** Begin Recorded information **
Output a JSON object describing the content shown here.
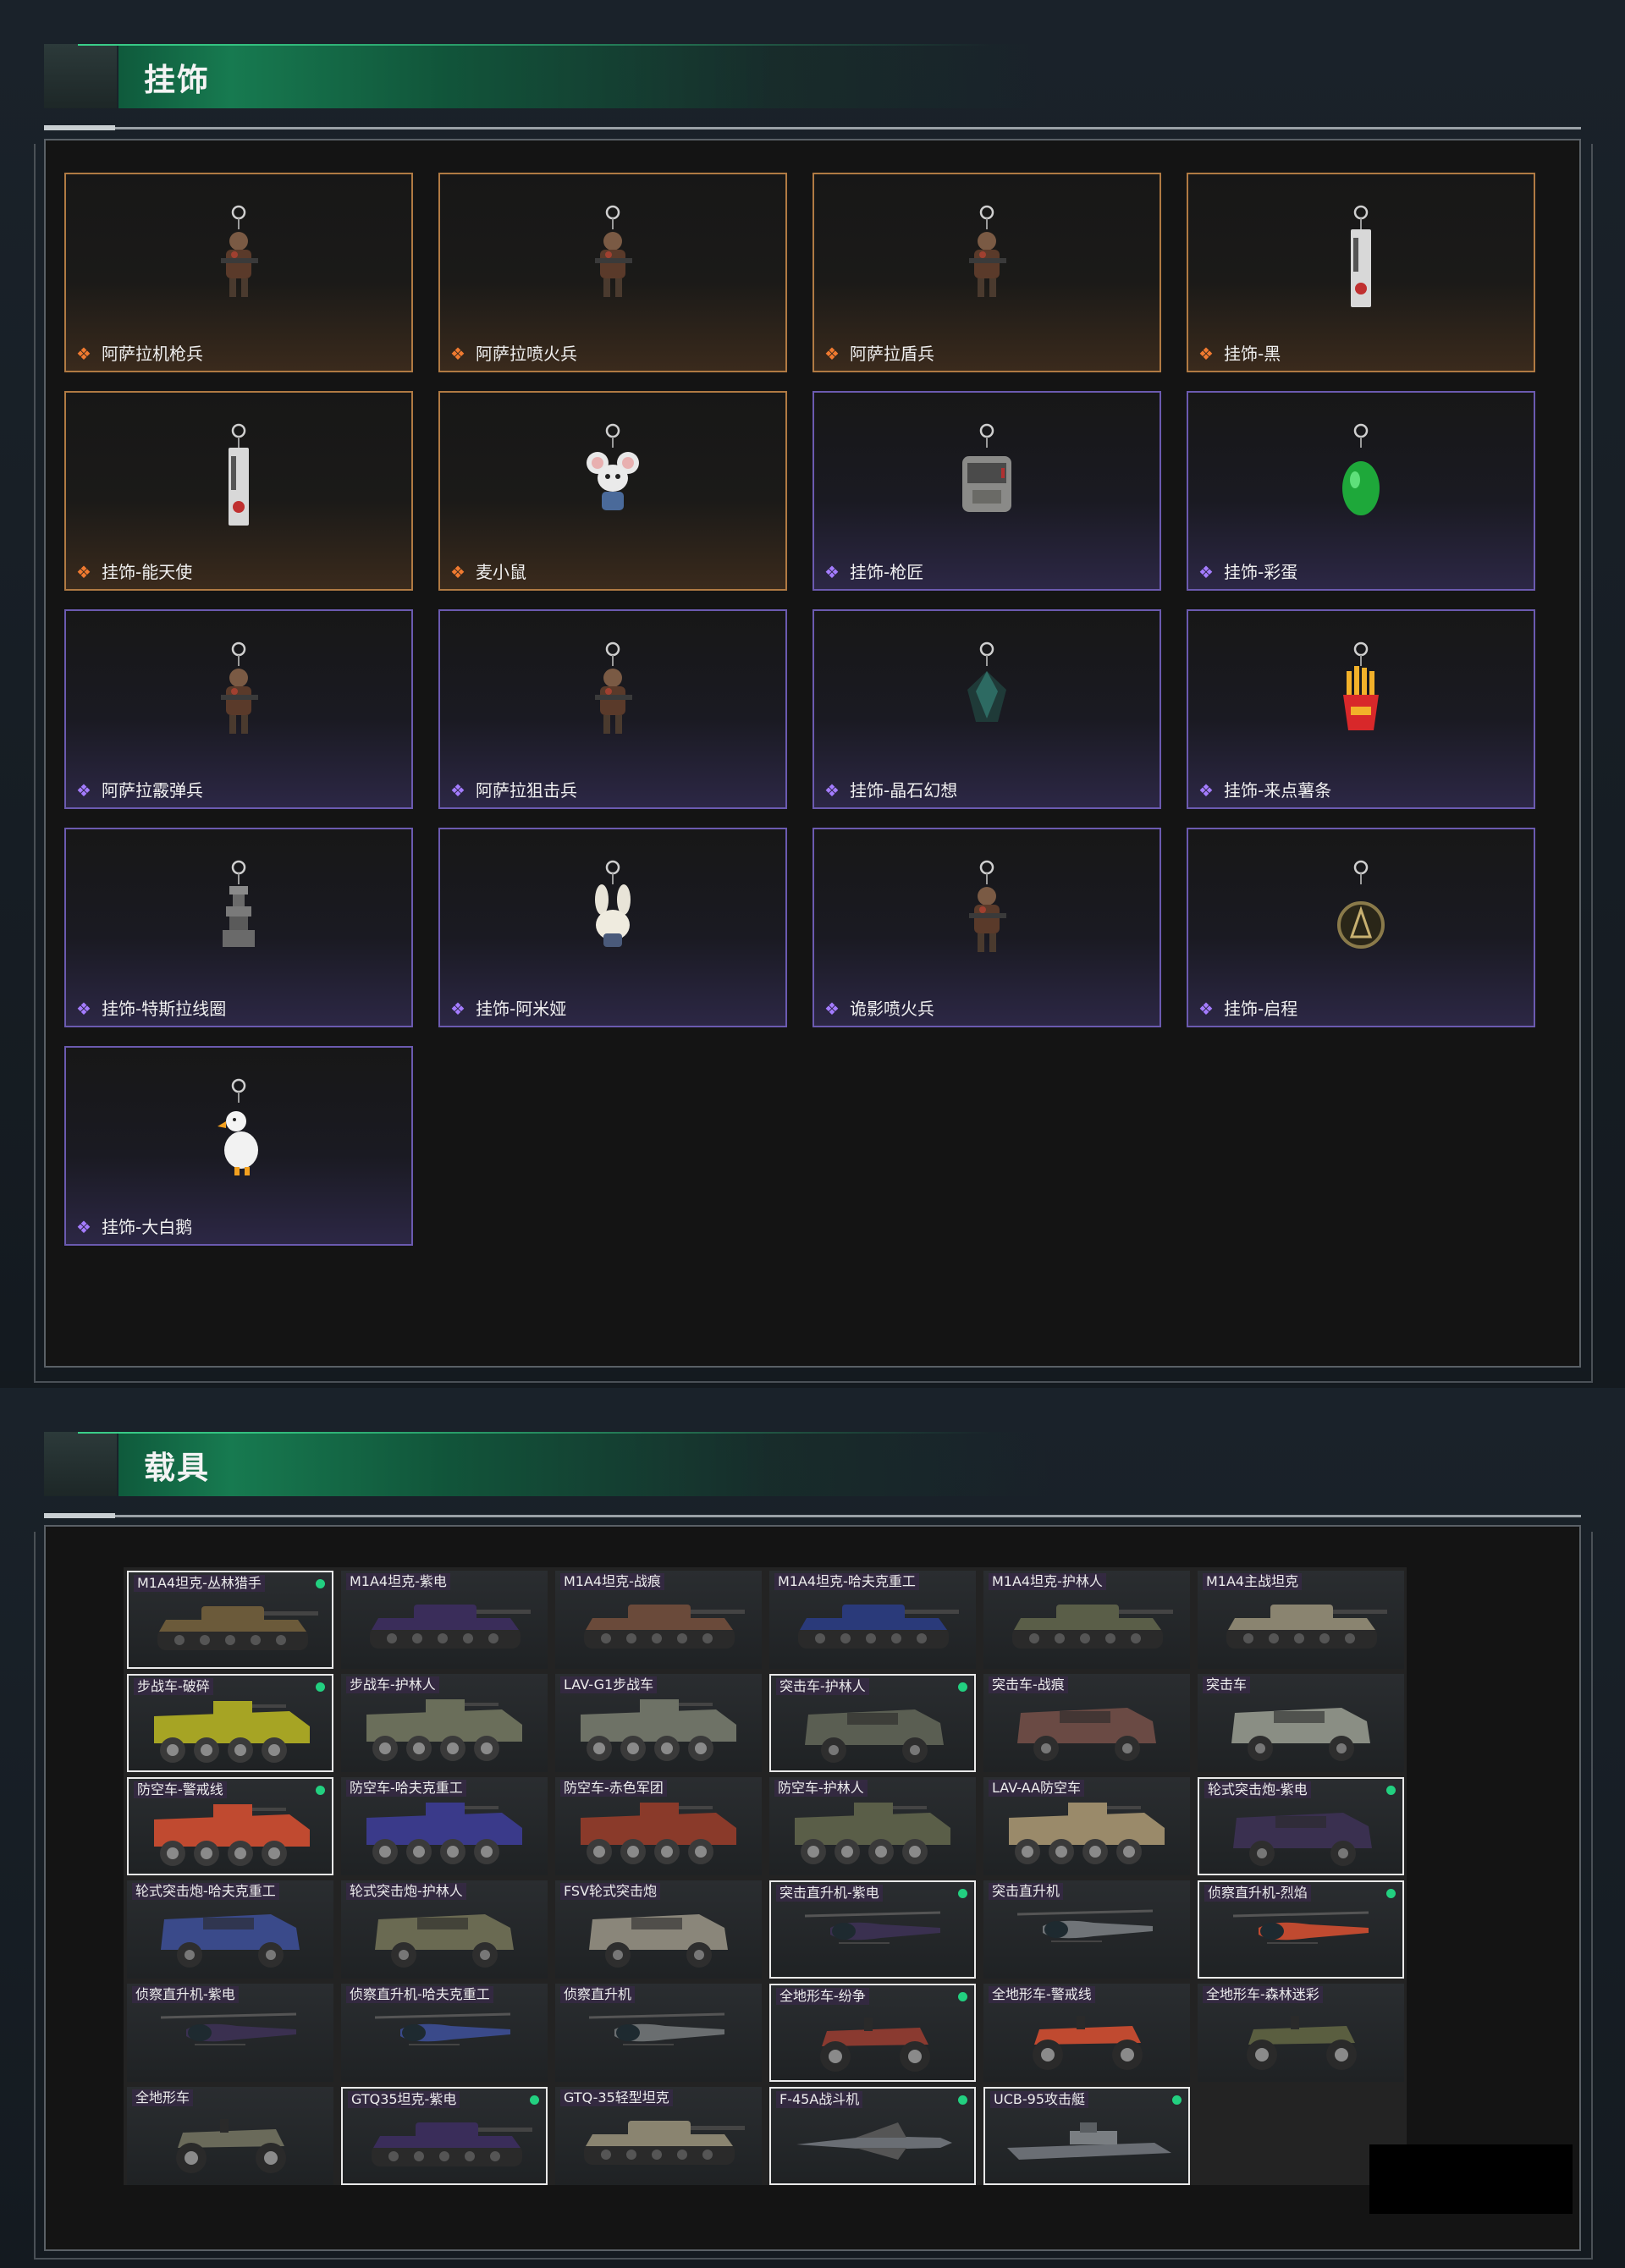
{
  "colors": {
    "accent_green": "#22d080",
    "gold_rarity": "#f07a30",
    "purple_rarity": "#a47cff"
  },
  "charms_section": {
    "title": "挂饰",
    "items": [
      {
        "label": "阿萨拉机枪兵",
        "rarity": "gold",
        "icon": "soldier-charm-icon"
      },
      {
        "label": "阿萨拉喷火兵",
        "rarity": "gold",
        "icon": "soldier-charm-icon"
      },
      {
        "label": "阿萨拉盾兵",
        "rarity": "gold",
        "icon": "soldier-charm-icon"
      },
      {
        "label": "挂饰-黑",
        "rarity": "gold",
        "icon": "tag-charm-icon"
      },
      {
        "label": "挂饰-能天使",
        "rarity": "gold",
        "icon": "tag-charm-icon"
      },
      {
        "label": "麦小鼠",
        "rarity": "gold",
        "icon": "mouse-charm-icon"
      },
      {
        "label": "挂饰-枪匠",
        "rarity": "purple",
        "icon": "case-charm-icon"
      },
      {
        "label": "挂饰-彩蛋",
        "rarity": "purple",
        "icon": "egg-charm-icon"
      },
      {
        "label": "阿萨拉霰弹兵",
        "rarity": "purple",
        "icon": "soldier-charm-icon"
      },
      {
        "label": "阿萨拉狙击兵",
        "rarity": "purple",
        "icon": "soldier-charm-icon"
      },
      {
        "label": "挂饰-晶石幻想",
        "rarity": "purple",
        "icon": "crystal-charm-icon"
      },
      {
        "label": "挂饰-来点薯条",
        "rarity": "purple",
        "icon": "fries-charm-icon"
      },
      {
        "label": "挂饰-特斯拉线圈",
        "rarity": "purple",
        "icon": "coil-charm-icon"
      },
      {
        "label": "挂饰-阿米娅",
        "rarity": "purple",
        "icon": "bunny-charm-icon"
      },
      {
        "label": "诡影喷火兵",
        "rarity": "purple",
        "icon": "soldier-charm-icon"
      },
      {
        "label": "挂饰-启程",
        "rarity": "purple",
        "icon": "medal-charm-icon"
      },
      {
        "label": "挂饰-大白鹅",
        "rarity": "purple",
        "icon": "goose-charm-icon"
      }
    ]
  },
  "vehicles_section": {
    "title": "载具",
    "items": [
      {
        "label": "M1A4坦克-丛林猎手",
        "selected": true,
        "type": "tank",
        "camo": "#6b5a3a"
      },
      {
        "label": "M1A4坦克-紫电",
        "selected": false,
        "type": "tank",
        "camo": "#3a2d5a"
      },
      {
        "label": "M1A4坦克-战痕",
        "selected": false,
        "type": "tank",
        "camo": "#6a4a3a"
      },
      {
        "label": "M1A4坦克-哈夫克重工",
        "selected": false,
        "type": "tank",
        "camo": "#2a3a7a"
      },
      {
        "label": "M1A4坦克-护林人",
        "selected": false,
        "type": "tank",
        "camo": "#5a5e48"
      },
      {
        "label": "M1A4主战坦克",
        "selected": false,
        "type": "tank",
        "camo": "#8a8470"
      },
      {
        "label": "步战车-破碎",
        "selected": true,
        "type": "ifv",
        "camo": "#a6a424"
      },
      {
        "label": "步战车-护林人",
        "selected": false,
        "type": "ifv",
        "camo": "#6a6e5a"
      },
      {
        "label": "LAV-G1步战车",
        "selected": false,
        "type": "ifv",
        "camo": "#6e7266"
      },
      {
        "label": "突击车-护林人",
        "selected": true,
        "type": "truck",
        "camo": "#5a5e52"
      },
      {
        "label": "突击车-战痕",
        "selected": false,
        "type": "truck",
        "camo": "#6a4a44"
      },
      {
        "label": "突击车",
        "selected": false,
        "type": "truck",
        "camo": "#8a8e84"
      },
      {
        "label": "防空车-警戒线",
        "selected": true,
        "type": "ifv",
        "camo": "#c04a30"
      },
      {
        "label": "防空车-哈夫克重工",
        "selected": false,
        "type": "ifv",
        "camo": "#3a3a8a"
      },
      {
        "label": "防空车-赤色军团",
        "selected": false,
        "type": "ifv",
        "camo": "#8a3a2a"
      },
      {
        "label": "防空车-护林人",
        "selected": false,
        "type": "ifv",
        "camo": "#5a5e48"
      },
      {
        "label": "LAV-AA防空车",
        "selected": false,
        "type": "ifv",
        "camo": "#9a8a6a"
      },
      {
        "label": "轮式突击炮-紫电",
        "selected": true,
        "type": "truck",
        "camo": "#3a3050"
      },
      {
        "label": "轮式突击炮-哈夫克重工",
        "selected": false,
        "type": "truck",
        "camo": "#3a4a8a"
      },
      {
        "label": "轮式突击炮-护林人",
        "selected": false,
        "type": "truck",
        "camo": "#6a6a52"
      },
      {
        "label": "FSV轮式突击炮",
        "selected": false,
        "type": "truck",
        "camo": "#8a867a"
      },
      {
        "label": "突击直升机-紫电",
        "selected": true,
        "type": "heli",
        "camo": "#3a3050"
      },
      {
        "label": "突击直升机",
        "selected": false,
        "type": "heli",
        "camo": "#707478"
      },
      {
        "label": "侦察直升机-烈焰",
        "selected": true,
        "type": "heli",
        "camo": "#c04a30"
      },
      {
        "label": "侦察直升机-紫电",
        "selected": false,
        "type": "heli",
        "camo": "#3a3050"
      },
      {
        "label": "侦察直升机-哈夫克重工",
        "selected": false,
        "type": "heli",
        "camo": "#3a4a8a"
      },
      {
        "label": "侦察直升机",
        "selected": false,
        "type": "heli",
        "camo": "#6a6e70"
      },
      {
        "label": "全地形车-纷争",
        "selected": true,
        "type": "atv",
        "camo": "#8a3a30"
      },
      {
        "label": "全地形车-警戒线",
        "selected": false,
        "type": "atv",
        "camo": "#c04a30"
      },
      {
        "label": "全地形车-森林迷彩",
        "selected": false,
        "type": "atv",
        "camo": "#5a5e40"
      },
      {
        "label": "全地形车",
        "selected": false,
        "type": "atv",
        "camo": "#6a6a5a"
      },
      {
        "label": "GTQ35坦克-紫电",
        "selected": true,
        "type": "tank",
        "camo": "#3a2d5a"
      },
      {
        "label": "GTQ-35轻型坦克",
        "selected": false,
        "type": "tank",
        "camo": "#8a8470"
      },
      {
        "label": "F-45A战斗机",
        "selected": true,
        "type": "jet",
        "camo": "#6a6e74"
      },
      {
        "label": "UCB-95攻击艇",
        "selected": true,
        "type": "boat",
        "camo": "#6a6e74"
      }
    ]
  }
}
** End Recorded information **
Take the listing and print it again exactly, but without any pictures.

◆ Correct output
Output a JSON object describing the content shown here.
{
  "colors": {
    "accent_green": "#22d080",
    "gold_rarity": "#f07a30",
    "purple_rarity": "#a47cff"
  },
  "charms_section": {
    "title": "挂饰",
    "items": [
      {
        "label": "阿萨拉机枪兵",
        "rarity": "gold",
        "icon": "soldier-charm-icon"
      },
      {
        "label": "阿萨拉喷火兵",
        "rarity": "gold",
        "icon": "soldier-charm-icon"
      },
      {
        "label": "阿萨拉盾兵",
        "rarity": "gold",
        "icon": "soldier-charm-icon"
      },
      {
        "label": "挂饰-黑",
        "rarity": "gold",
        "icon": "tag-charm-icon"
      },
      {
        "label": "挂饰-能天使",
        "rarity": "gold",
        "icon": "tag-charm-icon"
      },
      {
        "label": "麦小鼠",
        "rarity": "gold",
        "icon": "mouse-charm-icon"
      },
      {
        "label": "挂饰-枪匠",
        "rarity": "purple",
        "icon": "case-charm-icon"
      },
      {
        "label": "挂饰-彩蛋",
        "rarity": "purple",
        "icon": "egg-charm-icon"
      },
      {
        "label": "阿萨拉霰弹兵",
        "rarity": "purple",
        "icon": "soldier-charm-icon"
      },
      {
        "label": "阿萨拉狙击兵",
        "rarity": "purple",
        "icon": "soldier-charm-icon"
      },
      {
        "label": "挂饰-晶石幻想",
        "rarity": "purple",
        "icon": "crystal-charm-icon"
      },
      {
        "label": "挂饰-来点薯条",
        "rarity": "purple",
        "icon": "fries-charm-icon"
      },
      {
        "label": "挂饰-特斯拉线圈",
        "rarity": "purple",
        "icon": "coil-charm-icon"
      },
      {
        "label": "挂饰-阿米娅",
        "rarity": "purple",
        "icon": "bunny-charm-icon"
      },
      {
        "label": "诡影喷火兵",
        "rarity": "purple",
        "icon": "soldier-charm-icon"
      },
      {
        "label": "挂饰-启程",
        "rarity": "purple",
        "icon": "medal-charm-icon"
      },
      {
        "label": "挂饰-大白鹅",
        "rarity": "purple",
        "icon": "goose-charm-icon"
      }
    ]
  },
  "vehicles_section": {
    "title": "载具",
    "items": [
      {
        "label": "M1A4坦克-丛林猎手",
        "selected": true,
        "type": "tank",
        "camo": "#6b5a3a"
      },
      {
        "label": "M1A4坦克-紫电",
        "selected": false,
        "type": "tank",
        "camo": "#3a2d5a"
      },
      {
        "label": "M1A4坦克-战痕",
        "selected": false,
        "type": "tank",
        "camo": "#6a4a3a"
      },
      {
        "label": "M1A4坦克-哈夫克重工",
        "selected": false,
        "type": "tank",
        "camo": "#2a3a7a"
      },
      {
        "label": "M1A4坦克-护林人",
        "selected": false,
        "type": "tank",
        "camo": "#5a5e48"
      },
      {
        "label": "M1A4主战坦克",
        "selected": false,
        "type": "tank",
        "camo": "#8a8470"
      },
      {
        "label": "步战车-破碎",
        "selected": true,
        "type": "ifv",
        "camo": "#a6a424"
      },
      {
        "label": "步战车-护林人",
        "selected": false,
        "type": "ifv",
        "camo": "#6a6e5a"
      },
      {
        "label": "LAV-G1步战车",
        "selected": false,
        "type": "ifv",
        "camo": "#6e7266"
      },
      {
        "label": "突击车-护林人",
        "selected": true,
        "type": "truck",
        "camo": "#5a5e52"
      },
      {
        "label": "突击车-战痕",
        "selected": false,
        "type": "truck",
        "camo": "#6a4a44"
      },
      {
        "label": "突击车",
        "selected": false,
        "type": "truck",
        "camo": "#8a8e84"
      },
      {
        "label": "防空车-警戒线",
        "selected": true,
        "type": "ifv",
        "camo": "#c04a30"
      },
      {
        "label": "防空车-哈夫克重工",
        "selected": false,
        "type": "ifv",
        "camo": "#3a3a8a"
      },
      {
        "label": "防空车-赤色军团",
        "selected": false,
        "type": "ifv",
        "camo": "#8a3a2a"
      },
      {
        "label": "防空车-护林人",
        "selected": false,
        "type": "ifv",
        "camo": "#5a5e48"
      },
      {
        "label": "LAV-AA防空车",
        "selected": false,
        "type": "ifv",
        "camo": "#9a8a6a"
      },
      {
        "label": "轮式突击炮-紫电",
        "selected": true,
        "type": "truck",
        "camo": "#3a3050"
      },
      {
        "label": "轮式突击炮-哈夫克重工",
        "selected": false,
        "type": "truck",
        "camo": "#3a4a8a"
      },
      {
        "label": "轮式突击炮-护林人",
        "selected": false,
        "type": "truck",
        "camo": "#6a6a52"
      },
      {
        "label": "FSV轮式突击炮",
        "selected": false,
        "type": "truck",
        "camo": "#8a867a"
      },
      {
        "label": "突击直升机-紫电",
        "selected": true,
        "type": "heli",
        "camo": "#3a3050"
      },
      {
        "label": "突击直升机",
        "selected": false,
        "type": "heli",
        "camo": "#707478"
      },
      {
        "label": "侦察直升机-烈焰",
        "selected": true,
        "type": "heli",
        "camo": "#c04a30"
      },
      {
        "label": "侦察直升机-紫电",
        "selected": false,
        "type": "heli",
        "camo": "#3a3050"
      },
      {
        "label": "侦察直升机-哈夫克重工",
        "selected": false,
        "type": "heli",
        "camo": "#3a4a8a"
      },
      {
        "label": "侦察直升机",
        "selected": false,
        "type": "heli",
        "camo": "#6a6e70"
      },
      {
        "label": "全地形车-纷争",
        "selected": true,
        "type": "atv",
        "camo": "#8a3a30"
      },
      {
        "label": "全地形车-警戒线",
        "selected": false,
        "type": "atv",
        "camo": "#c04a30"
      },
      {
        "label": "全地形车-森林迷彩",
        "selected": false,
        "type": "atv",
        "camo": "#5a5e40"
      },
      {
        "label": "全地形车",
        "selected": false,
        "type": "atv",
        "camo": "#6a6a5a"
      },
      {
        "label": "GTQ35坦克-紫电",
        "selected": true,
        "type": "tank",
        "camo": "#3a2d5a"
      },
      {
        "label": "GTQ-35轻型坦克",
        "selected": false,
        "type": "tank",
        "camo": "#8a8470"
      },
      {
        "label": "F-45A战斗机",
        "selected": true,
        "type": "jet",
        "camo": "#6a6e74"
      },
      {
        "label": "UCB-95攻击艇",
        "selected": true,
        "type": "boat",
        "camo": "#6a6e74"
      }
    ]
  }
}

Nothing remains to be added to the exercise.